- Given request:
Please reproduce each listing below line for line, leaving out the pictures.

[Annotated region listings]
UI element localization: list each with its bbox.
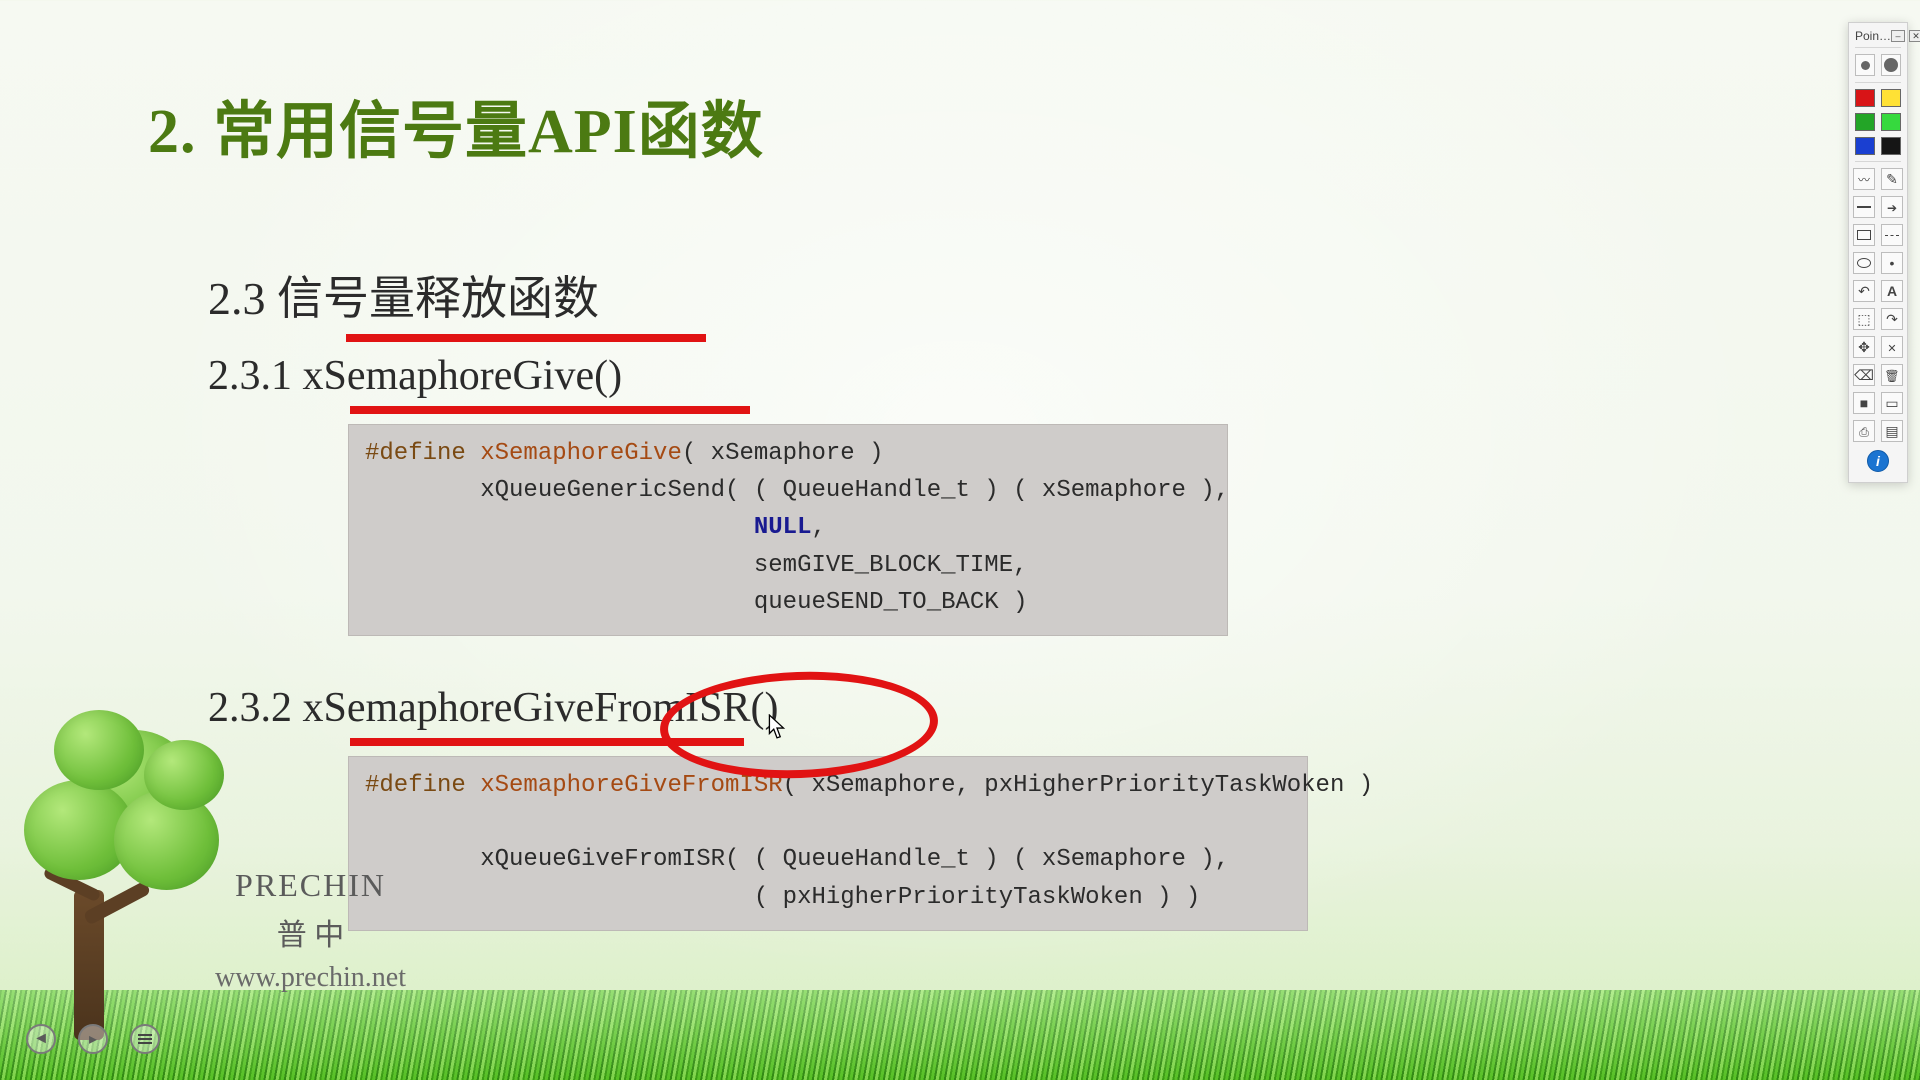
annotation-underline: [346, 334, 706, 342]
subsection-1: 2.3.1 xSemaphoreGive(): [208, 352, 1680, 400]
color-blue[interactable]: [1855, 137, 1875, 155]
tool-oval[interactable]: [1853, 252, 1875, 274]
grass-decor: [0, 990, 1920, 1080]
tool-info[interactable]: i: [1855, 450, 1901, 472]
color-green-dark[interactable]: [1855, 113, 1875, 131]
size-large-button[interactable]: [1881, 54, 1901, 76]
section-num: 2.3: [208, 273, 266, 324]
color-yellow[interactable]: [1881, 89, 1901, 107]
color-black[interactable]: [1881, 137, 1901, 155]
color-red[interactable]: [1855, 89, 1875, 107]
color-green-light[interactable]: [1881, 113, 1901, 131]
tool-save[interactable]: [1853, 392, 1875, 414]
tool-undo[interactable]: [1853, 280, 1875, 302]
brand-zh: 普 中: [215, 910, 406, 954]
annotation-underline: [350, 738, 744, 746]
tool-crop[interactable]: ⬚: [1853, 308, 1875, 330]
palette-sizes: [1855, 47, 1901, 76]
tool-screen[interactable]: ▤: [1881, 420, 1903, 442]
size-small-button[interactable]: [1855, 54, 1875, 76]
tool-erase[interactable]: ⌫: [1853, 364, 1875, 386]
tool-whiteboard[interactable]: [1881, 392, 1903, 414]
tool-print[interactable]: [1853, 420, 1875, 442]
slide-title: 2. 常用信号量API函数: [148, 80, 1680, 170]
sub1-text: xSemaphoreGive(): [303, 353, 623, 399]
tool-clear[interactable]: [1881, 336, 1903, 358]
slide-content: 2. 常用信号量API函数 2.3 信号量释放函数 2.3.1 xSemapho…: [148, 80, 1680, 960]
palette-tools: ✎ ⬚ ⌫ ▤ i: [1855, 161, 1901, 472]
sub2-num: 2.3.2: [208, 685, 292, 731]
sub2-text: xSemaphoreGiveFromISR(): [303, 685, 779, 731]
tool-pen[interactable]: ✎: [1881, 168, 1903, 190]
palette-colors: [1855, 82, 1901, 155]
tool-line[interactable]: [1853, 196, 1875, 218]
palette-titlebar[interactable]: Poin… – ✕: [1855, 29, 1901, 43]
menu-button[interactable]: [130, 1024, 160, 1054]
palette-title: Poin…: [1855, 29, 1891, 43]
section-text: 信号量释放函数: [277, 273, 599, 324]
code-block-1: #define xSemaphoreGive( xSemaphore ) xQu…: [348, 424, 1228, 636]
tool-arrow[interactable]: [1881, 196, 1903, 218]
annotation-underline: [350, 406, 750, 414]
sub1-num: 2.3.1: [208, 353, 292, 399]
annotation-palette[interactable]: Poin… – ✕ ✎: [1848, 22, 1908, 483]
subsection-2: 2.3.2 xSemaphoreGiveFromISR(): [208, 684, 1680, 732]
tool-rect[interactable]: [1853, 224, 1875, 246]
palette-close-button[interactable]: ✕: [1909, 30, 1920, 42]
brand-en: PRECHIN: [215, 867, 406, 904]
tool-text[interactable]: [1881, 280, 1903, 302]
tool-trash[interactable]: [1881, 364, 1903, 386]
prev-button[interactable]: ◄: [26, 1024, 56, 1054]
playback-controls: ◄ ▸: [26, 1024, 160, 1054]
code-block-2: #define xSemaphoreGiveFromISR( xSemaphor…: [348, 756, 1308, 931]
brand-url: www.prechin.net: [215, 962, 406, 994]
tool-freehand[interactable]: [1853, 168, 1875, 190]
section-heading: 2.3 信号量释放函数: [208, 262, 1680, 328]
tool-redo[interactable]: [1881, 308, 1903, 330]
tool-move[interactable]: [1853, 336, 1875, 358]
play-button[interactable]: ▸: [78, 1024, 108, 1054]
brand-block: PRECHIN 普 中 www.prechin.net: [215, 867, 406, 994]
tool-dashline[interactable]: [1881, 224, 1903, 246]
palette-min-button[interactable]: –: [1891, 30, 1905, 42]
tool-dot[interactable]: [1881, 252, 1903, 274]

- Worked answer:
UI element localization: list each with its bbox.
annotation-underline: [346, 334, 706, 342]
subsection-1: 2.3.1 xSemaphoreGive(): [208, 352, 1680, 400]
color-blue[interactable]: [1855, 137, 1875, 155]
tool-oval[interactable]: [1853, 252, 1875, 274]
grass-decor: [0, 990, 1920, 1080]
tool-info[interactable]: i: [1855, 450, 1901, 472]
color-green-dark[interactable]: [1855, 113, 1875, 131]
size-large-button[interactable]: [1881, 54, 1901, 76]
section-num: 2.3: [208, 273, 266, 324]
color-yellow[interactable]: [1881, 89, 1901, 107]
color-black[interactable]: [1881, 137, 1901, 155]
color-red[interactable]: [1855, 89, 1875, 107]
color-green-light[interactable]: [1881, 113, 1901, 131]
tool-save[interactable]: [1853, 392, 1875, 414]
tool-undo[interactable]: [1853, 280, 1875, 302]
brand-zh: 普 中: [215, 910, 406, 954]
annotation-underline: [350, 738, 744, 746]
tool-crop[interactable]: ⬚: [1853, 308, 1875, 330]
palette-sizes: [1855, 47, 1901, 76]
tool-screen[interactable]: ▤: [1881, 420, 1903, 442]
size-small-button[interactable]: [1855, 54, 1875, 76]
tool-erase[interactable]: ⌫: [1853, 364, 1875, 386]
tool-whiteboard[interactable]: [1881, 392, 1903, 414]
tool-print[interactable]: [1853, 420, 1875, 442]
slide-title: 2. 常用信号量API函数: [148, 80, 1680, 170]
sub1-text: xSemaphoreGive(): [303, 353, 623, 399]
tool-clear[interactable]: [1881, 336, 1903, 358]
slide-content: 2. 常用信号量API函数 2.3 信号量释放函数 2.3.1 xSemapho…: [148, 80, 1680, 960]
palette-tools: ✎ ⬚ ⌫ ▤ i: [1855, 161, 1901, 472]
sub2-num: 2.3.2: [208, 685, 292, 731]
sub2-text: xSemaphoreGiveFromISR(): [303, 685, 779, 731]
tool-pen[interactable]: ✎: [1881, 168, 1903, 190]
palette-colors: [1855, 82, 1901, 155]
tool-line[interactable]: [1853, 196, 1875, 218]
palette-titlebar[interactable]: Poin… – ✕: [1855, 29, 1901, 43]
menu-button[interactable]: [130, 1024, 160, 1054]
palette-title: Poin…: [1855, 29, 1891, 43]
section-text: 信号量释放函数: [277, 273, 599, 324]
code-block-1: #define xSemaphoreGive( xSemaphore ) xQu…: [348, 424, 1228, 636]
tool-arrow[interactable]: [1881, 196, 1903, 218]
annotation-underline: [350, 406, 750, 414]
sub1-num: 2.3.1: [208, 353, 292, 399]
annotation-palette[interactable]: Poin… – ✕ ✎: [1848, 22, 1908, 483]
subsection-2: 2.3.2 xSemaphoreGiveFromISR(): [208, 684, 1680, 732]
tool-rect[interactable]: [1853, 224, 1875, 246]
palette-close-button[interactable]: ✕: [1909, 30, 1920, 42]
brand-en: PRECHIN: [215, 867, 406, 904]
tool-text[interactable]: [1881, 280, 1903, 302]
tool-trash[interactable]: [1881, 364, 1903, 386]
prev-button[interactable]: ◄: [26, 1024, 56, 1054]
playback-controls: ◄ ▸: [26, 1024, 160, 1054]
code-block-2: #define xSemaphoreGiveFromISR( xSemaphor…: [348, 756, 1308, 931]
brand-url: www.prechin.net: [215, 962, 406, 994]
tool-freehand[interactable]: [1853, 168, 1875, 190]
section-heading: 2.3 信号量释放函数: [208, 262, 1680, 328]
tool-redo[interactable]: [1881, 308, 1903, 330]
tool-move[interactable]: [1853, 336, 1875, 358]
play-button[interactable]: ▸: [78, 1024, 108, 1054]
brand-block: PRECHIN 普 中 www.prechin.net: [215, 867, 406, 994]
tool-dashline[interactable]: [1881, 224, 1903, 246]
palette-min-button[interactable]: –: [1891, 30, 1905, 42]
tool-dot[interactable]: [1881, 252, 1903, 274]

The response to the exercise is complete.